Stored items:

***

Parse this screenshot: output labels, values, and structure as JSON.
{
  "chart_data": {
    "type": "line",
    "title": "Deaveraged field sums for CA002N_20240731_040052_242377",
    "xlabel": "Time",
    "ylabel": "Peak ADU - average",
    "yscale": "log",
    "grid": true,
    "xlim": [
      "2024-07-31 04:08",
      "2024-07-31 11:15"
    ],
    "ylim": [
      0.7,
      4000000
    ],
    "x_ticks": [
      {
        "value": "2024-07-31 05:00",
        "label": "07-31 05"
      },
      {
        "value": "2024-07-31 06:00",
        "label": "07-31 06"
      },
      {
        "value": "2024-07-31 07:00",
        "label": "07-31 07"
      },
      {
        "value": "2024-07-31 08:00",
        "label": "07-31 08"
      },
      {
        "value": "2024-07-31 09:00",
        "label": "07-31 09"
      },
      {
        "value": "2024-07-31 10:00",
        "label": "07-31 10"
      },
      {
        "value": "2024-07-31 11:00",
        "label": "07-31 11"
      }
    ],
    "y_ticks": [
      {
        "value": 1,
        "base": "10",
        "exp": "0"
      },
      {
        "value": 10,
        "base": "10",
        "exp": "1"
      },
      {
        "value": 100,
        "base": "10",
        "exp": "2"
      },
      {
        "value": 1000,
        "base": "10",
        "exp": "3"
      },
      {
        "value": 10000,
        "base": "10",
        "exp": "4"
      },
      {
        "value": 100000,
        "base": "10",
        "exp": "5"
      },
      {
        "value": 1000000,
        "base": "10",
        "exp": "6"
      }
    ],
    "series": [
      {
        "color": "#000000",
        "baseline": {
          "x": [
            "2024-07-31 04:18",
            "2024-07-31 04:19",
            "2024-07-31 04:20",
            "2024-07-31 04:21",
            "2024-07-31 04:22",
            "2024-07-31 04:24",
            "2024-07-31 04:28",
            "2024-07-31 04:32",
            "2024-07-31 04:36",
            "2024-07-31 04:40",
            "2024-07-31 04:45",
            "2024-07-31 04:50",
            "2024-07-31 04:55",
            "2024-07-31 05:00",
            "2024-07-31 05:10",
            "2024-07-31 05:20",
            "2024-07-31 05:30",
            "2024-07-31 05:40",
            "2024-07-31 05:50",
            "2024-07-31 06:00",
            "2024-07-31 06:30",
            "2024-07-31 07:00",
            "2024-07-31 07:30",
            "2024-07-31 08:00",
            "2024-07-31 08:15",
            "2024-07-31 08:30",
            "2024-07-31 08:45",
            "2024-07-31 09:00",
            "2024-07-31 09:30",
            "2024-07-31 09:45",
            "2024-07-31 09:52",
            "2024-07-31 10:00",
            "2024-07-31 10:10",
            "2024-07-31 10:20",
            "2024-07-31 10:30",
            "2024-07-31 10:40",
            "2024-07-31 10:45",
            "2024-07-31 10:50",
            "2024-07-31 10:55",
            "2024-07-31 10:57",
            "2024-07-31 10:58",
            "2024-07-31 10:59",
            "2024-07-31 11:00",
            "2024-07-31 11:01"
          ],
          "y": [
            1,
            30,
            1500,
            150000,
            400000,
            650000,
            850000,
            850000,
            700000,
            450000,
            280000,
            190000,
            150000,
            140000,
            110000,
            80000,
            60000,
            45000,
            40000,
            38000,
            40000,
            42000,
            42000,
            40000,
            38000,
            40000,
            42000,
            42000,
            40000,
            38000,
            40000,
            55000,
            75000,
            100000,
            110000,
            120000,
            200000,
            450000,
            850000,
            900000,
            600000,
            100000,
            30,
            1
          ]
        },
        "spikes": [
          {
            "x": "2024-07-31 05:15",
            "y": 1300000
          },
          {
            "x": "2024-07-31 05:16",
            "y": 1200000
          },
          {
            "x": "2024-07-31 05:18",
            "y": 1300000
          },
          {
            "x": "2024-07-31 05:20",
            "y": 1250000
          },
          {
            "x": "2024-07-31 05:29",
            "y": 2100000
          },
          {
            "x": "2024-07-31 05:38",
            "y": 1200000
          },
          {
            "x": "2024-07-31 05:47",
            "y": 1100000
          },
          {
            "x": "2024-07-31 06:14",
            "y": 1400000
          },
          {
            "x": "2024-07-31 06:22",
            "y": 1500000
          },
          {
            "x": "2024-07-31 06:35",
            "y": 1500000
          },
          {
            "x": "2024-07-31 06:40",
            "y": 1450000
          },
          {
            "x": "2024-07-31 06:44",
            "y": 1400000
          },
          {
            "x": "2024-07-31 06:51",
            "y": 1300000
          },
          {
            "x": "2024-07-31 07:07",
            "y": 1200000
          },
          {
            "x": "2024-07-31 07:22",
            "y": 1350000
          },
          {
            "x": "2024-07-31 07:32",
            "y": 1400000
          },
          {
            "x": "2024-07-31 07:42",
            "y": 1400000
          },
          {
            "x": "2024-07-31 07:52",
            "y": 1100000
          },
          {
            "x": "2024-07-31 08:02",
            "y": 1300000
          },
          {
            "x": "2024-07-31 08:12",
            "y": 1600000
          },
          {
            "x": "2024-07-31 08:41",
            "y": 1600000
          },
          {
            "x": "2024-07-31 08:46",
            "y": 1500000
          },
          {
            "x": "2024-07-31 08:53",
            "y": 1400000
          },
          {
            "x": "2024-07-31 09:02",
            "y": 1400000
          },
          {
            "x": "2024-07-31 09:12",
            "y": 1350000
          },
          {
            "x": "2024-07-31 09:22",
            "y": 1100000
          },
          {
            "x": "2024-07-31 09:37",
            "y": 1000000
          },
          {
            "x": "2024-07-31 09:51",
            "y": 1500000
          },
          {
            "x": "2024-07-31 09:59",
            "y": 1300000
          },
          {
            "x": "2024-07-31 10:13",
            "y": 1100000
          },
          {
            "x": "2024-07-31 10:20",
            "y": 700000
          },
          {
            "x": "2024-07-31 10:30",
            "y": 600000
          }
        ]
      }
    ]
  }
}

***

— What you will do —
Copy all the records above exactly, missing none.

— Answer to the exercise —
Parse this screenshot: output labels, values, and structure as JSON.
{
  "chart_data": {
    "type": "line",
    "title": "Deaveraged field sums for CA002N_20240731_040052_242377",
    "xlabel": "Time",
    "ylabel": "Peak ADU - average",
    "yscale": "log",
    "grid": true,
    "xlim": [
      "2024-07-31 04:08",
      "2024-07-31 11:15"
    ],
    "ylim": [
      0.7,
      4000000
    ],
    "x_ticks": [
      {
        "value": "2024-07-31 05:00",
        "label": "07-31 05"
      },
      {
        "value": "2024-07-31 06:00",
        "label": "07-31 06"
      },
      {
        "value": "2024-07-31 07:00",
        "label": "07-31 07"
      },
      {
        "value": "2024-07-31 08:00",
        "label": "07-31 08"
      },
      {
        "value": "2024-07-31 09:00",
        "label": "07-31 09"
      },
      {
        "value": "2024-07-31 10:00",
        "label": "07-31 10"
      },
      {
        "value": "2024-07-31 11:00",
        "label": "07-31 11"
      }
    ],
    "y_ticks": [
      {
        "value": 1,
        "base": "10",
        "exp": "0"
      },
      {
        "value": 10,
        "base": "10",
        "exp": "1"
      },
      {
        "value": 100,
        "base": "10",
        "exp": "2"
      },
      {
        "value": 1000,
        "base": "10",
        "exp": "3"
      },
      {
        "value": 10000,
        "base": "10",
        "exp": "4"
      },
      {
        "value": 100000,
        "base": "10",
        "exp": "5"
      },
      {
        "value": 1000000,
        "base": "10",
        "exp": "6"
      }
    ],
    "series": [
      {
        "color": "#000000",
        "baseline": {
          "x": [
            "2024-07-31 04:18",
            "2024-07-31 04:19",
            "2024-07-31 04:20",
            "2024-07-31 04:21",
            "2024-07-31 04:22",
            "2024-07-31 04:24",
            "2024-07-31 04:28",
            "2024-07-31 04:32",
            "2024-07-31 04:36",
            "2024-07-31 04:40",
            "2024-07-31 04:45",
            "2024-07-31 04:50",
            "2024-07-31 04:55",
            "2024-07-31 05:00",
            "2024-07-31 05:10",
            "2024-07-31 05:20",
            "2024-07-31 05:30",
            "2024-07-31 05:40",
            "2024-07-31 05:50",
            "2024-07-31 06:00",
            "2024-07-31 06:30",
            "2024-07-31 07:00",
            "2024-07-31 07:30",
            "2024-07-31 08:00",
            "2024-07-31 08:15",
            "2024-07-31 08:30",
            "2024-07-31 08:45",
            "2024-07-31 09:00",
            "2024-07-31 09:30",
            "2024-07-31 09:45",
            "2024-07-31 09:52",
            "2024-07-31 10:00",
            "2024-07-31 10:10",
            "2024-07-31 10:20",
            "2024-07-31 10:30",
            "2024-07-31 10:40",
            "2024-07-31 10:45",
            "2024-07-31 10:50",
            "2024-07-31 10:55",
            "2024-07-31 10:57",
            "2024-07-31 10:58",
            "2024-07-31 10:59",
            "2024-07-31 11:00",
            "2024-07-31 11:01"
          ],
          "y": [
            1,
            30,
            1500,
            150000,
            400000,
            650000,
            850000,
            850000,
            700000,
            450000,
            280000,
            190000,
            150000,
            140000,
            110000,
            80000,
            60000,
            45000,
            40000,
            38000,
            40000,
            42000,
            42000,
            40000,
            38000,
            40000,
            42000,
            42000,
            40000,
            38000,
            40000,
            55000,
            75000,
            100000,
            110000,
            120000,
            200000,
            450000,
            850000,
            900000,
            600000,
            100000,
            30,
            1
          ]
        },
        "spikes": [
          {
            "x": "2024-07-31 05:15",
            "y": 1300000
          },
          {
            "x": "2024-07-31 05:16",
            "y": 1200000
          },
          {
            "x": "2024-07-31 05:18",
            "y": 1300000
          },
          {
            "x": "2024-07-31 05:20",
            "y": 1250000
          },
          {
            "x": "2024-07-31 05:29",
            "y": 2100000
          },
          {
            "x": "2024-07-31 05:38",
            "y": 1200000
          },
          {
            "x": "2024-07-31 05:47",
            "y": 1100000
          },
          {
            "x": "2024-07-31 06:14",
            "y": 1400000
          },
          {
            "x": "2024-07-31 06:22",
            "y": 1500000
          },
          {
            "x": "2024-07-31 06:35",
            "y": 1500000
          },
          {
            "x": "2024-07-31 06:40",
            "y": 1450000
          },
          {
            "x": "2024-07-31 06:44",
            "y": 1400000
          },
          {
            "x": "2024-07-31 06:51",
            "y": 1300000
          },
          {
            "x": "2024-07-31 07:07",
            "y": 1200000
          },
          {
            "x": "2024-07-31 07:22",
            "y": 1350000
          },
          {
            "x": "2024-07-31 07:32",
            "y": 1400000
          },
          {
            "x": "2024-07-31 07:42",
            "y": 1400000
          },
          {
            "x": "2024-07-31 07:52",
            "y": 1100000
          },
          {
            "x": "2024-07-31 08:02",
            "y": 1300000
          },
          {
            "x": "2024-07-31 08:12",
            "y": 1600000
          },
          {
            "x": "2024-07-31 08:41",
            "y": 1600000
          },
          {
            "x": "2024-07-31 08:46",
            "y": 1500000
          },
          {
            "x": "2024-07-31 08:53",
            "y": 1400000
          },
          {
            "x": "2024-07-31 09:02",
            "y": 1400000
          },
          {
            "x": "2024-07-31 09:12",
            "y": 1350000
          },
          {
            "x": "2024-07-31 09:22",
            "y": 1100000
          },
          {
            "x": "2024-07-31 09:37",
            "y": 1000000
          },
          {
            "x": "2024-07-31 09:51",
            "y": 1500000
          },
          {
            "x": "2024-07-31 09:59",
            "y": 1300000
          },
          {
            "x": "2024-07-31 10:13",
            "y": 1100000
          },
          {
            "x": "2024-07-31 10:20",
            "y": 700000
          },
          {
            "x": "2024-07-31 10:30",
            "y": 600000
          }
        ]
      }
    ]
  }
}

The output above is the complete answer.